El último acorde de Ernestina: la Justicia confirmó que su despedida fue un accidente y no hay más nada que investigar
La fiscal de San Isidro cerró el expediente por la muerte de la conductora y actriz luego de recibir la última pericia pendiente. Todo apunta a un choque trágico contra el Tren de la Costa, sin terceros involucrados ni sustancias en el cuerpo.
Les cuento cómo arranca esta historia, porque para mí arranca con un ruido metálico y un silencio que todavía pesa. El 26 de junio, en ese cruce ferroviario de Sáenz Peña y El Cano, en San Isidro, el tren se llevó puesta a Ernestina Pais y se la llevó para siempre. Fue la única víctima fatal de un hecho que, desde el primer día, tuvo dos lecturas posibles: la del accidente puro y la de algún responsable que aún no aparecía. Bueno, la Justicia terminó de resolver esa duda y lo hizo de la manera más dura que existe: con papeles, pericias y resultados firmes.
La fiscal Carolina Asprella, que es quien lleva adelante la investigación en San Isidro, informó que cerró el expediente después de recibir los resultados de la última pericia que quedaba pendiente. Con eso, se cayó cualquier hipótesis que no fuera la del accidente, y se terminó también cualquier posibilidad de que este caso terminara en un proceso penal. O sea: no hay imputados, no hay líneas abiertas, no hay nada más para investigar.
Qué se probó y qué se descartó
- La pericia accidentológica revisó el auto de punta a punta y descartó fallas mecánicas, además de no encontrar ningún indicio de que otra persona hubiera intervenido en el choque.
- El estudio toxicológico, que se hizo sobre el cuerpo de Ernestina, confirmó que no tenía alcohol ni sustancias prohibidas en sangre al momento del impacto.
- La autopsia había establecido que la causa de muerte fue un severo traumatismo de cráneo, producto del impacto del tren contra el vehículo.
- Las cámaras de seguridad de la zona aportaron las imágenes del momento del hecho, mientras que la pericia planimétrica ayudó a reconstruir la dinámica del cruce ferroviario.

**INSTRUCCIÓN DE TRABAJO A**
Por favor, responde estas preguntas sobre el texto de la muerte de Ernestina Pais, marcando cada respuesta con el mismo número que su pregunta:
(i) ¿En qué cruce ferroviario ocurrió el choque?
(ii) ¿Qué fiscal cerró el expediente?
(iii) ¿Cuál fue la causa de muerte según la autopsia?
**INSTRUCCIÓN DE TRABAJO B**
Reescribe como lista el párrafo del texto de la muerte de Ernestina Pais que empieza con «La fiscal Carolina Asprella», conservando sus datos principales.

**DATOS PROPORCIONADOS**
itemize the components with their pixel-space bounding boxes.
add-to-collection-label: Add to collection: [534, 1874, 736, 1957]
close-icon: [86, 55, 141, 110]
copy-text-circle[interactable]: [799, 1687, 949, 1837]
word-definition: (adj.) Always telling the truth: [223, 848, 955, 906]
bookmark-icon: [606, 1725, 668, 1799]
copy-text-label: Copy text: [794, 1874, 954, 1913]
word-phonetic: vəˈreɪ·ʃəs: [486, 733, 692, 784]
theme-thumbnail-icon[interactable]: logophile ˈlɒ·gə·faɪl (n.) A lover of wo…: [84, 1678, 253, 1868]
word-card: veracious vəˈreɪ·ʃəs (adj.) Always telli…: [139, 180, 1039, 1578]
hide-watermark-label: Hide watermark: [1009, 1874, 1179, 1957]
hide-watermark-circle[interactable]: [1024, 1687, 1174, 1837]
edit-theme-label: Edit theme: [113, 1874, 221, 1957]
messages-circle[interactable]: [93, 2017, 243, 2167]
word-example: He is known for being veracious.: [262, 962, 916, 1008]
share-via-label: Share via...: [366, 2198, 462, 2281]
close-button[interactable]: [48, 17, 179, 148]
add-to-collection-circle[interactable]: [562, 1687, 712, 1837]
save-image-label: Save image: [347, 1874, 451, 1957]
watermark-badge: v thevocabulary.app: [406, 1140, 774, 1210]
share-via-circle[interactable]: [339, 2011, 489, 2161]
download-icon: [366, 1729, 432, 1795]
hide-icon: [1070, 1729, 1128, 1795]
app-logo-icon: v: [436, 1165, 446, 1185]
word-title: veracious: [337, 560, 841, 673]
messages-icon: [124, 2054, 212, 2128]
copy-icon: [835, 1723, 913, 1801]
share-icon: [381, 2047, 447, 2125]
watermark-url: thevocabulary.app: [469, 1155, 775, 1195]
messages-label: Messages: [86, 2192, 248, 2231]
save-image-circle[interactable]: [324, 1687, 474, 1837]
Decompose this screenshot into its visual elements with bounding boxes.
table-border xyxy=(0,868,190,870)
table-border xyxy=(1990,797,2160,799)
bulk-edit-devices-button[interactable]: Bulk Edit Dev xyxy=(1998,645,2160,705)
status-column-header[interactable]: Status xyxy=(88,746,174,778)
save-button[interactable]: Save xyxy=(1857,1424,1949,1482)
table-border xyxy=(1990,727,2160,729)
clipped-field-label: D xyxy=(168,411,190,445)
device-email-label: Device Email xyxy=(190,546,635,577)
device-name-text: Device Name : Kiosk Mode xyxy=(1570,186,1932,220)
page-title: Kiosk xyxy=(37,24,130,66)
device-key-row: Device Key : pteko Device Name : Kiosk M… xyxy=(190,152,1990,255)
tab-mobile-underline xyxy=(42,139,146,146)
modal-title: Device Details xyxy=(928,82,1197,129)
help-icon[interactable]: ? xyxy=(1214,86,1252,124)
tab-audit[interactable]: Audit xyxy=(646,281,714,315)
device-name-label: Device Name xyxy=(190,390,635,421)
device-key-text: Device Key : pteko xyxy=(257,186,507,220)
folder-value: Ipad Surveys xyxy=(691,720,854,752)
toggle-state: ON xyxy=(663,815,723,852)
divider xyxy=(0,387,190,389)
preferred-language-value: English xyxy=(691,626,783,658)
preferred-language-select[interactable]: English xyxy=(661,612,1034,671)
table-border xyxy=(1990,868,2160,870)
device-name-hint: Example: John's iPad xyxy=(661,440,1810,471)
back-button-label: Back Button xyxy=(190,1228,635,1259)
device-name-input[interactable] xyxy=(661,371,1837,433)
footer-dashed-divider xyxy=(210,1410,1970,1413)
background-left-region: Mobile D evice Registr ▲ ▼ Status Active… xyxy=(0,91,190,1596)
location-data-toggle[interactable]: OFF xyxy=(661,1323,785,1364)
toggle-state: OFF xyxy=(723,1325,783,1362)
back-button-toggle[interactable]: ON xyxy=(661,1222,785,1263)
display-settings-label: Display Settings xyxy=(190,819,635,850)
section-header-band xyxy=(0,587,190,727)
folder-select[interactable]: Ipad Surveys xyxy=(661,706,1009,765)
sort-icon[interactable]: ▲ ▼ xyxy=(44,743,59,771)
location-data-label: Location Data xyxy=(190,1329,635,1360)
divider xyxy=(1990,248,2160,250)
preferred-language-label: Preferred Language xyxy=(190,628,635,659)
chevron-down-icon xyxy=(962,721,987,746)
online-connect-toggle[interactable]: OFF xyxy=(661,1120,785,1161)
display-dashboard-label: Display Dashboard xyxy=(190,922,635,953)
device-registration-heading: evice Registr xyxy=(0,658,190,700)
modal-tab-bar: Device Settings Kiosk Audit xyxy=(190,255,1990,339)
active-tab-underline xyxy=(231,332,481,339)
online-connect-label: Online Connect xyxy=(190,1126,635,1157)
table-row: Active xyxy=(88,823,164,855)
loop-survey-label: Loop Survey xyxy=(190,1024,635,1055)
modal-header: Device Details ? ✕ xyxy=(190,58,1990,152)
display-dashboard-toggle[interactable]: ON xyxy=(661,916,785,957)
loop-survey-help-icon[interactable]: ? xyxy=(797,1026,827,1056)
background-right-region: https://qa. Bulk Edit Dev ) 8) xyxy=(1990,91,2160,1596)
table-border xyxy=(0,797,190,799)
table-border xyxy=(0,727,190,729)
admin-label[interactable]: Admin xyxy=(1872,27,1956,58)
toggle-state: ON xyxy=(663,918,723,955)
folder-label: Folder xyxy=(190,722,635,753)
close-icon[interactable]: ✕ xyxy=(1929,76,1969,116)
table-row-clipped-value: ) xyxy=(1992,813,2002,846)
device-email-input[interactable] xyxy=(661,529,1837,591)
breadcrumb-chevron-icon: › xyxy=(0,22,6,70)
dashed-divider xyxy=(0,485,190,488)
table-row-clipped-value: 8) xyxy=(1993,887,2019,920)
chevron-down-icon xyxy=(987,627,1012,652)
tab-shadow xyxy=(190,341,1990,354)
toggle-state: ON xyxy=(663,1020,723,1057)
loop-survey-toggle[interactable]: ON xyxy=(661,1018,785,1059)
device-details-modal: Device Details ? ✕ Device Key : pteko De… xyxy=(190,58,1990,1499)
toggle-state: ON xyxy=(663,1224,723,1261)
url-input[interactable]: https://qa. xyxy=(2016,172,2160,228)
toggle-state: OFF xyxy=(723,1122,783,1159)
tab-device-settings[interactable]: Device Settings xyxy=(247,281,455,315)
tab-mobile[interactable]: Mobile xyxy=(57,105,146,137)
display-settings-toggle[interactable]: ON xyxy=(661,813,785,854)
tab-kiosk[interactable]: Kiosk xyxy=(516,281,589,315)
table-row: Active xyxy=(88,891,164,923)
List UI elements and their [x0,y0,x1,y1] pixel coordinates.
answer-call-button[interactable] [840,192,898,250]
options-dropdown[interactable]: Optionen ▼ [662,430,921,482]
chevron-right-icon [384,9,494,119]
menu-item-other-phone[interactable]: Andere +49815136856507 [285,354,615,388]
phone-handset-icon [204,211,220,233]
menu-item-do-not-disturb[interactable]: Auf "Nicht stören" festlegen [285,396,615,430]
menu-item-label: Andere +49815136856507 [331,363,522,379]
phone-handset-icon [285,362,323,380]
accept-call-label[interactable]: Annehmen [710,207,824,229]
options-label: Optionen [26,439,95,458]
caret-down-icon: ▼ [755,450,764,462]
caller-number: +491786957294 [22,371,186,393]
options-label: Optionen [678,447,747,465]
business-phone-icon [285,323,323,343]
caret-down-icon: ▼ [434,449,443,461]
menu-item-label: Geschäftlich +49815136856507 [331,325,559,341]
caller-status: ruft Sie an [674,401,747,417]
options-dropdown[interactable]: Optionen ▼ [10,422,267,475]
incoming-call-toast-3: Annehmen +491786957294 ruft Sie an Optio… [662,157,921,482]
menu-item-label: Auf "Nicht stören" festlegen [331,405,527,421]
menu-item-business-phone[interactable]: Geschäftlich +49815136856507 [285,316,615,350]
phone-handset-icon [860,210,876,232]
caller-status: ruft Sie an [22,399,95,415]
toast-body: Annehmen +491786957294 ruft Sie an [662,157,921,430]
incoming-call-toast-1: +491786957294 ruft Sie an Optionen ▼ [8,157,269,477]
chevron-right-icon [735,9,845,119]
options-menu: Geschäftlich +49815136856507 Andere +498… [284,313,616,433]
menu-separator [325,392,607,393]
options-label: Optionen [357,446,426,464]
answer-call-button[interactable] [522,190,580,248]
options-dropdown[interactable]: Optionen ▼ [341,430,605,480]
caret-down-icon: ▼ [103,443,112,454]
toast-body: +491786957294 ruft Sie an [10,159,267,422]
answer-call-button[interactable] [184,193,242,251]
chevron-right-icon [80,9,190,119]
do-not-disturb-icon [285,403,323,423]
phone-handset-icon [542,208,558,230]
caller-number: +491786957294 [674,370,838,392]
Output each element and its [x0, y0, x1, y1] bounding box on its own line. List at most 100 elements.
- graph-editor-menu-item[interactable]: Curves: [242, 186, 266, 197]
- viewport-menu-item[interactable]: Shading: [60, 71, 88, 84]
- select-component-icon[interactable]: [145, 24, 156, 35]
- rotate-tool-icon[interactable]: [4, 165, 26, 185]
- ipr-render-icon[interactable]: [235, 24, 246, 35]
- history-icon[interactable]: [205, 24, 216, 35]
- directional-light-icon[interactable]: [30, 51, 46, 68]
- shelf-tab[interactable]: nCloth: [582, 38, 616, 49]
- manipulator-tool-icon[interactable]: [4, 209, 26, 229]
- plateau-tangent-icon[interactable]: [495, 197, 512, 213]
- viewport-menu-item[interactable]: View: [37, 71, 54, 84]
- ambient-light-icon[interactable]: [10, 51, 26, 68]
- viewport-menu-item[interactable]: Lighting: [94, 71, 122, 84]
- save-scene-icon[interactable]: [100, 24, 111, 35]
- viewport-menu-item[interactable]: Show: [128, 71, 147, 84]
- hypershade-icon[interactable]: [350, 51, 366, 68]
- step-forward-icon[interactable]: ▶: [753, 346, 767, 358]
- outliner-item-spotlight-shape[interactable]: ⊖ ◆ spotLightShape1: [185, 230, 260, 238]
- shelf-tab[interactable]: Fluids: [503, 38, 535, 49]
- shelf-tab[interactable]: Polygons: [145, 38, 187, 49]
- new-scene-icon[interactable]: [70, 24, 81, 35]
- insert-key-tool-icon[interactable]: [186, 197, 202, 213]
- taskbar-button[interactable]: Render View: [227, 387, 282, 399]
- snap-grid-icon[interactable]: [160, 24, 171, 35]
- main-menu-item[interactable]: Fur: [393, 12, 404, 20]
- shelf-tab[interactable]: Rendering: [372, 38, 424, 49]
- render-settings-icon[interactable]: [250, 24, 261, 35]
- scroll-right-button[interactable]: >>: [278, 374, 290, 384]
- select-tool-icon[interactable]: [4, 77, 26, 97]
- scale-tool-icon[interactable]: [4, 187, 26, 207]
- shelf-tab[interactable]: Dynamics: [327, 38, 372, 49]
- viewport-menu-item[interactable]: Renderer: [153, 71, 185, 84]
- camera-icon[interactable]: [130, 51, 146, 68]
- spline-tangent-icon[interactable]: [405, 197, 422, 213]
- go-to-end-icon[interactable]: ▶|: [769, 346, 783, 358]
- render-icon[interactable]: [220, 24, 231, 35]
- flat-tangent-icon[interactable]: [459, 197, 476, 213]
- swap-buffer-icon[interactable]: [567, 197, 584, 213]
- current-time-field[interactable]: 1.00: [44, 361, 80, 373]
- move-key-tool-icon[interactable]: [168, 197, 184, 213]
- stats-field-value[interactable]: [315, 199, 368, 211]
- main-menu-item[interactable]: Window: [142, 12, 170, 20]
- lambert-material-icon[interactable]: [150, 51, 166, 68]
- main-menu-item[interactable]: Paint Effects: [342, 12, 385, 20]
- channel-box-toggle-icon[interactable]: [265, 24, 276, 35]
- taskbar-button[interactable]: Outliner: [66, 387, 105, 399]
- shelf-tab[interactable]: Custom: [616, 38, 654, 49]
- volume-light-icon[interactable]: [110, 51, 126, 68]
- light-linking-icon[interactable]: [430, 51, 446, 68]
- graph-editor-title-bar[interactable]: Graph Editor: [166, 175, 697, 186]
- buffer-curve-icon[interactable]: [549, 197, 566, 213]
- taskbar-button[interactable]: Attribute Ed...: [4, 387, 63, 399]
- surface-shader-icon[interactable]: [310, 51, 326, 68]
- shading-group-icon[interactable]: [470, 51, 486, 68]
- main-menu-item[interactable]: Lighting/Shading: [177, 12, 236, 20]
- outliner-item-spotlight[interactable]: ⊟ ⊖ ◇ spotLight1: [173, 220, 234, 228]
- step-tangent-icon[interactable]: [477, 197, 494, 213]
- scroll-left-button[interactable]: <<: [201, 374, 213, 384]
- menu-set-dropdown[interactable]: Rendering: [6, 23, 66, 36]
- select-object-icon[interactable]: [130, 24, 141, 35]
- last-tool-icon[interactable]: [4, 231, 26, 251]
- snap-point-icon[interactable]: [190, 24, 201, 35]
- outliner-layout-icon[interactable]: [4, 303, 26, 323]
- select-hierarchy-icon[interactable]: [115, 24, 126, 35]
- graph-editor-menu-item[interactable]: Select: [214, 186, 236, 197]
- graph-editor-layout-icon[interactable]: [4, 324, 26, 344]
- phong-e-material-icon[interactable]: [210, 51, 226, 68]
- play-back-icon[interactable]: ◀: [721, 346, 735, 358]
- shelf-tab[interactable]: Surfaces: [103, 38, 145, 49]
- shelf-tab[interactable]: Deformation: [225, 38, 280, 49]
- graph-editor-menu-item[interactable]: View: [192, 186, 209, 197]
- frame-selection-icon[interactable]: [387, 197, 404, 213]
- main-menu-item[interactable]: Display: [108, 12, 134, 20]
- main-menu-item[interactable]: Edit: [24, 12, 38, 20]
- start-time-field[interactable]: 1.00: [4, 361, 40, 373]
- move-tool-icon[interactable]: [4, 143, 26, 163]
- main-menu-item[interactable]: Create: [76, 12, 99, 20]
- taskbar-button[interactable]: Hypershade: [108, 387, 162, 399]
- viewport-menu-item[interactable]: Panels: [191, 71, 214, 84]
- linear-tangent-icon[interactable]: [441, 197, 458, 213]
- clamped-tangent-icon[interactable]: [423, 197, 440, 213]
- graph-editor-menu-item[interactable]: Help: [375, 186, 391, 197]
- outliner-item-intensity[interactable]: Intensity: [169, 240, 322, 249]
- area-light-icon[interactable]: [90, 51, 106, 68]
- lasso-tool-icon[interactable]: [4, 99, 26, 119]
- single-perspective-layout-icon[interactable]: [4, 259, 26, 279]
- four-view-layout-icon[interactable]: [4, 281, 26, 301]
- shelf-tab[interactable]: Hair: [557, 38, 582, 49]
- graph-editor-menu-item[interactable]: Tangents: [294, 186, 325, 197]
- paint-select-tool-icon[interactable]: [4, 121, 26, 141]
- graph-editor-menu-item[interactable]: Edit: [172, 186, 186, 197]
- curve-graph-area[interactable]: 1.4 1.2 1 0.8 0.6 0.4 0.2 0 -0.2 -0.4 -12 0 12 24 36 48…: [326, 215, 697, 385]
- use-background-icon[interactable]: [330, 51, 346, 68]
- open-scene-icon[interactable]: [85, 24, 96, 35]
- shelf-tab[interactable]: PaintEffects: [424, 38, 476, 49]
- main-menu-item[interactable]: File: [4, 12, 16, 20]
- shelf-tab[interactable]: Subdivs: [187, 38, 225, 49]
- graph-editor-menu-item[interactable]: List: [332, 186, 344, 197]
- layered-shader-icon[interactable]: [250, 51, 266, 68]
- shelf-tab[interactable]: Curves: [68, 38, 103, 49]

**RESPUESTA A**
(i) En el cruce de Sáenz Peña y El Cano, en San Isidro.
(ii) La fiscal Carolina Asprella.
(iii) Un severo traumatismo de cráneo, producto del impacto del tren contra el vehículo.

**RESPUESTA B**
- La fiscal Carolina Asprella lleva adelante la investigación en San Isidro.
- Cerró el expediente tras recibir los resultados de la última pericia pendiente.
- Quedaron descartadas todas las hipótesis distintas del accidente y cualquier posibilidad de un proceso penal.
- No hay imputados, ni líneas abiertas, ni nada más que investigar.